Data entries.
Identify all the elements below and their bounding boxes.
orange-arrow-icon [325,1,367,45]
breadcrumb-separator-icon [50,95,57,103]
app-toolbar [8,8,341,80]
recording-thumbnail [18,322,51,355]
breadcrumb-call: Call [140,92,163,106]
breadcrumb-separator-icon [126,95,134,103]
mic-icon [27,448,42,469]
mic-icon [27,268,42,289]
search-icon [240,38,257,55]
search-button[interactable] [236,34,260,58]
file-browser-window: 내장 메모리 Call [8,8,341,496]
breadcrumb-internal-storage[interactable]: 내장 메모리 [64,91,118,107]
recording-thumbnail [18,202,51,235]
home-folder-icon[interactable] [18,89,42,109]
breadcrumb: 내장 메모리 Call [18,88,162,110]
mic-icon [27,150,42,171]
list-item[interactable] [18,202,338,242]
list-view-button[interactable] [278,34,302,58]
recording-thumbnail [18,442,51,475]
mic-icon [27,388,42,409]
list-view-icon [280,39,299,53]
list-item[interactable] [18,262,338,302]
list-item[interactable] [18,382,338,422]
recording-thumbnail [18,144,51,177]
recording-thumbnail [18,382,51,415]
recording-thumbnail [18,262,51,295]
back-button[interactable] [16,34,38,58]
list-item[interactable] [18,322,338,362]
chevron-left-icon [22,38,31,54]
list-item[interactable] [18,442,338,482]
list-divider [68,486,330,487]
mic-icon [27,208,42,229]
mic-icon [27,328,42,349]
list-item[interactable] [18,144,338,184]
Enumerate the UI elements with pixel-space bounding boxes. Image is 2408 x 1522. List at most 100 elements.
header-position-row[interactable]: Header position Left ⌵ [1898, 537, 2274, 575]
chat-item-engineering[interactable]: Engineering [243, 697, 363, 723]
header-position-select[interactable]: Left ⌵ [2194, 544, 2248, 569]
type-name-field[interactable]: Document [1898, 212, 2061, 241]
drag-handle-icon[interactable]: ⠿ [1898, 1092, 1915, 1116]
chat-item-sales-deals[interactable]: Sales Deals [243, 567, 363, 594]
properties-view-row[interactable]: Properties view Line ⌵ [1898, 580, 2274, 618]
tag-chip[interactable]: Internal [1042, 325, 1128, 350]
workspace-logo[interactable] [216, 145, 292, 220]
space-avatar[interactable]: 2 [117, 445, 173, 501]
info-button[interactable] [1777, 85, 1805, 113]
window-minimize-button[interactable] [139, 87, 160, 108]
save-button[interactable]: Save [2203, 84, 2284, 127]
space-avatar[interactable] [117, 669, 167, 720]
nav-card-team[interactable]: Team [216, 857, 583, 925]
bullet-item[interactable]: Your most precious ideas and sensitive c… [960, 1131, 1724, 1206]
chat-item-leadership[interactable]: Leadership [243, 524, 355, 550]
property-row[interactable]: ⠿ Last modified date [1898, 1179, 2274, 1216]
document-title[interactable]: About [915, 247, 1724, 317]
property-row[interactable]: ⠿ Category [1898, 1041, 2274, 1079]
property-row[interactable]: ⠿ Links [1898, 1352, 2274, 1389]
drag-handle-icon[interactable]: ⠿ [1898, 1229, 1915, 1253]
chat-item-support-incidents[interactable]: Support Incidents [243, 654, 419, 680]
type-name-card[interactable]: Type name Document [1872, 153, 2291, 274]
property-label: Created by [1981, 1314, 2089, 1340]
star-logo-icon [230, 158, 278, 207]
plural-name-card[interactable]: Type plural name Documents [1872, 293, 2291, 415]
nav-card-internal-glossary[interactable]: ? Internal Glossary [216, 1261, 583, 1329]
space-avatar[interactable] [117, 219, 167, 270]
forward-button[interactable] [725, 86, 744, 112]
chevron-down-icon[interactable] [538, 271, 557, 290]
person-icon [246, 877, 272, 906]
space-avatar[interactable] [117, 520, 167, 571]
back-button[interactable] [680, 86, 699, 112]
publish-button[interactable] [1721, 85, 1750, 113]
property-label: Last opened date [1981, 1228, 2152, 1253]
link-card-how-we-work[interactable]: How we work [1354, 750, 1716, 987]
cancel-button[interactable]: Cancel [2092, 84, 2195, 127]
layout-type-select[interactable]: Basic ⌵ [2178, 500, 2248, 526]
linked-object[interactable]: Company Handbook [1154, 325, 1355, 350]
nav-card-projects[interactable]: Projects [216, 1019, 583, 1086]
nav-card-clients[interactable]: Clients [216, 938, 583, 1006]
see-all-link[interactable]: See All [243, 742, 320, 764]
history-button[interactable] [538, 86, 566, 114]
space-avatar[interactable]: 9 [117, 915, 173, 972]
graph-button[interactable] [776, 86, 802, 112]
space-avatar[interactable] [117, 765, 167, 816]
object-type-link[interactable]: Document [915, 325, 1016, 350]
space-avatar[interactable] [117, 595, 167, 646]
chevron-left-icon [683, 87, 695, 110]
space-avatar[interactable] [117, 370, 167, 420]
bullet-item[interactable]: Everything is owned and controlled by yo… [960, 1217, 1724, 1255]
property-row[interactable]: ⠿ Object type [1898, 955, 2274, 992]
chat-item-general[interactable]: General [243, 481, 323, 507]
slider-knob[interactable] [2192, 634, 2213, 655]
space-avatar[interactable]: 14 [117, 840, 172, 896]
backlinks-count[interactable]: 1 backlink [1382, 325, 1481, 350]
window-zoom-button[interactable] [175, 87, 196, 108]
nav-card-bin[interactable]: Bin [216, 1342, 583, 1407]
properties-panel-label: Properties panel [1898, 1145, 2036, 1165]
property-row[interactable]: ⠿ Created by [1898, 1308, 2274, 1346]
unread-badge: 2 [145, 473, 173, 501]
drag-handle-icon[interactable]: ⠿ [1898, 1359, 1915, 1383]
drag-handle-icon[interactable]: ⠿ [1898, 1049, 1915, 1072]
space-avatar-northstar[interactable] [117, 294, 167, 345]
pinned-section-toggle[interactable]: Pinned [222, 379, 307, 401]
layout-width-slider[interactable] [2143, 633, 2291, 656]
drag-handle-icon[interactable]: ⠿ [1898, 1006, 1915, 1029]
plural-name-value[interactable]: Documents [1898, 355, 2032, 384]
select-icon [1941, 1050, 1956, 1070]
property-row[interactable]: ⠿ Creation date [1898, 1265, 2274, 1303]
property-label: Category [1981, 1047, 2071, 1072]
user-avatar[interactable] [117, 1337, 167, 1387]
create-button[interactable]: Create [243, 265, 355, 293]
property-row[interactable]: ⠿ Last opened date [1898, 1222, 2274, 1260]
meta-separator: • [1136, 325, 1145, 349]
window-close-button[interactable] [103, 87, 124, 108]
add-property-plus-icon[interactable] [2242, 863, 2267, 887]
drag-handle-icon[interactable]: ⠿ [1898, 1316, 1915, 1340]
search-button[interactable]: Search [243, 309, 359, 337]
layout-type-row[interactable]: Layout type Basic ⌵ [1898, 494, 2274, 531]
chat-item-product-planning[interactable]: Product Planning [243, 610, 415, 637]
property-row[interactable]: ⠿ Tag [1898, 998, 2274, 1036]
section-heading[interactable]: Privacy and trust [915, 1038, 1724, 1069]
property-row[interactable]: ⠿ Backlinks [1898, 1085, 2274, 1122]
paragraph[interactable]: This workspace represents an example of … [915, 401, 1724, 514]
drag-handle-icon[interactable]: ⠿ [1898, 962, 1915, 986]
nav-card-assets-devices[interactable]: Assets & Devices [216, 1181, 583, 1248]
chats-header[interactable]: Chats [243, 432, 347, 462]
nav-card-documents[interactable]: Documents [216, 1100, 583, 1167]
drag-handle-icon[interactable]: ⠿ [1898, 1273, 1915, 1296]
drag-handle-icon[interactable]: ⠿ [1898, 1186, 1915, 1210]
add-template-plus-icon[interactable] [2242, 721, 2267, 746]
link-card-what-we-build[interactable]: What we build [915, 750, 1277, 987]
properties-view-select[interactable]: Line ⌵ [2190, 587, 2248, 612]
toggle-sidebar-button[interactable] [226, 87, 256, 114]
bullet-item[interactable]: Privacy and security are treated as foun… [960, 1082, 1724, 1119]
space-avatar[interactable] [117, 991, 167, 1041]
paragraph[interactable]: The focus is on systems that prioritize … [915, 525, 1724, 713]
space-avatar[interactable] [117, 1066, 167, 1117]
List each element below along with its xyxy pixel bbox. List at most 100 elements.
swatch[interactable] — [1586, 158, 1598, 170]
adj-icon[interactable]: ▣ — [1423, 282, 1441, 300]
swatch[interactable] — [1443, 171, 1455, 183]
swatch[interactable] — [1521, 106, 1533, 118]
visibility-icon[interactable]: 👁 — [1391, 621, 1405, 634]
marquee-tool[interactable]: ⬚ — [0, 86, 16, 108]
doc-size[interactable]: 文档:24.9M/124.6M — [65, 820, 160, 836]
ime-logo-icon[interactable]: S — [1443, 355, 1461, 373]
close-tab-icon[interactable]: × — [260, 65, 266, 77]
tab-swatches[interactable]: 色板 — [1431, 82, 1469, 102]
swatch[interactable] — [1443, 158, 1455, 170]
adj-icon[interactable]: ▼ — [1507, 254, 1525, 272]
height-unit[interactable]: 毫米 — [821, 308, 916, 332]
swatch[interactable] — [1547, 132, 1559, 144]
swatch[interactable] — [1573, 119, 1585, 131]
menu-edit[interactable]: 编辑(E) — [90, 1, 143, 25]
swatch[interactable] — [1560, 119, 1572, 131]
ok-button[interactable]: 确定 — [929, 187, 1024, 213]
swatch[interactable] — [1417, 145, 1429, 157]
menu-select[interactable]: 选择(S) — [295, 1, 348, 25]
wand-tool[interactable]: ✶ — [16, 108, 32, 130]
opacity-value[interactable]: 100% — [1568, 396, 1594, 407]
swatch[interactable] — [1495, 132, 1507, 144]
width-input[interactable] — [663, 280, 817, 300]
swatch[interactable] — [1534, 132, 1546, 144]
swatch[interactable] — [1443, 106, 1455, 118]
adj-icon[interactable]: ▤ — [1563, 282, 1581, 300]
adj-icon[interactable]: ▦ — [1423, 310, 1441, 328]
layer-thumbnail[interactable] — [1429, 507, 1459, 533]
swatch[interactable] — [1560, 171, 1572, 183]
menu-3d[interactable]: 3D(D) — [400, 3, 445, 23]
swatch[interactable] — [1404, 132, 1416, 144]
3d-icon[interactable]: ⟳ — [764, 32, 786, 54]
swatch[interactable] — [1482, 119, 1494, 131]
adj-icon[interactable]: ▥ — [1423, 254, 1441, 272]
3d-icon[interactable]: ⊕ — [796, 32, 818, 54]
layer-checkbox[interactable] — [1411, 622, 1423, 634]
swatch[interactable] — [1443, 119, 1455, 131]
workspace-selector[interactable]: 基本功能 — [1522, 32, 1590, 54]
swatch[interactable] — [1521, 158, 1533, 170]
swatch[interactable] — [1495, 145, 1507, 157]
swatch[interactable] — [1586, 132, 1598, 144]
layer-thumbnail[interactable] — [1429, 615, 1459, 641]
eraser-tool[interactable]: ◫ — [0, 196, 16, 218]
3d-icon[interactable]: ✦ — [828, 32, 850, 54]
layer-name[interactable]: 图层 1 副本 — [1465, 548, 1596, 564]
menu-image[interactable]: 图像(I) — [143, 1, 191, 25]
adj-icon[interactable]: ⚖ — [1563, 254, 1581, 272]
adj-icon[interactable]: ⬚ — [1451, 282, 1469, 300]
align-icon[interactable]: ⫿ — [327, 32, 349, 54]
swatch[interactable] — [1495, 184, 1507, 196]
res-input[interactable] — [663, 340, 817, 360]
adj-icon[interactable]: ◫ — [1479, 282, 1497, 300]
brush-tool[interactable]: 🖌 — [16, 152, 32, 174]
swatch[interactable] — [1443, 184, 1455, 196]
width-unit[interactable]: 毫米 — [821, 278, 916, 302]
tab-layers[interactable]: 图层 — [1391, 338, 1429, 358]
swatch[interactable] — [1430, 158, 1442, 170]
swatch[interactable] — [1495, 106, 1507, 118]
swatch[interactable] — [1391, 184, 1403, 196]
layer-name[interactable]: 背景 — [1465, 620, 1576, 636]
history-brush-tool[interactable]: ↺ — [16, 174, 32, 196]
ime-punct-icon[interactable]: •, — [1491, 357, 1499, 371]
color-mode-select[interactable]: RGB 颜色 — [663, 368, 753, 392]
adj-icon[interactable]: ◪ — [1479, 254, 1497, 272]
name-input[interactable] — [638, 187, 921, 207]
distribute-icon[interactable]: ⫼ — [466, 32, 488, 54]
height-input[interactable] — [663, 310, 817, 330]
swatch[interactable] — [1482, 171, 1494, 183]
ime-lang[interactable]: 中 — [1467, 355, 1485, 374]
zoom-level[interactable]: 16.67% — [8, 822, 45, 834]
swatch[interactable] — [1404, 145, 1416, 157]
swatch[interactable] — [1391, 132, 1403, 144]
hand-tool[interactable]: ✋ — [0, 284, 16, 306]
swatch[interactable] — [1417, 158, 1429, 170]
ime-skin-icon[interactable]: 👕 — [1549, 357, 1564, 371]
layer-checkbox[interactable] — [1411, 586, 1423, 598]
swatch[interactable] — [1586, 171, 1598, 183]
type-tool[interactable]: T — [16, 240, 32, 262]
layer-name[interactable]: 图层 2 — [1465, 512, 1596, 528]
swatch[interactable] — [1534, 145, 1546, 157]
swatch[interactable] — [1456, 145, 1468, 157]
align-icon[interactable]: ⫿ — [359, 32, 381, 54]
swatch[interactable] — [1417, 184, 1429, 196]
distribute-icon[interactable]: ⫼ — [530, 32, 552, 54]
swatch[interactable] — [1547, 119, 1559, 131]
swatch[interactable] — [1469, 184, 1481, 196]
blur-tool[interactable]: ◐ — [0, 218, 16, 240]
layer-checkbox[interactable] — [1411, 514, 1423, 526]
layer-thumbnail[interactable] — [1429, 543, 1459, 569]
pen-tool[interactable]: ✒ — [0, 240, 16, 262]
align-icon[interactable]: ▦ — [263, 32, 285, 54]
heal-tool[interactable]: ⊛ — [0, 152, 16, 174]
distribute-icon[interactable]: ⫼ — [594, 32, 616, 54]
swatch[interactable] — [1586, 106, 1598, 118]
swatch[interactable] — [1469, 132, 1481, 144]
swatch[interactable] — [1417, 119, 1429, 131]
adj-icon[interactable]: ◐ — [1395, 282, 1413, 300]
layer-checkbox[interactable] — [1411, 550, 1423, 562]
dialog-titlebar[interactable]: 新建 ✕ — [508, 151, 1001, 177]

Exercise requirements. Select every line in the rows above that contains the word "Privacy", treating uppercase and lowercase as different.

Response to this task.
section-heading[interactable]: Privacy and trust [915, 1038, 1724, 1069]
bullet-item[interactable]: Privacy and security are treated as foun… [960, 1082, 1724, 1119]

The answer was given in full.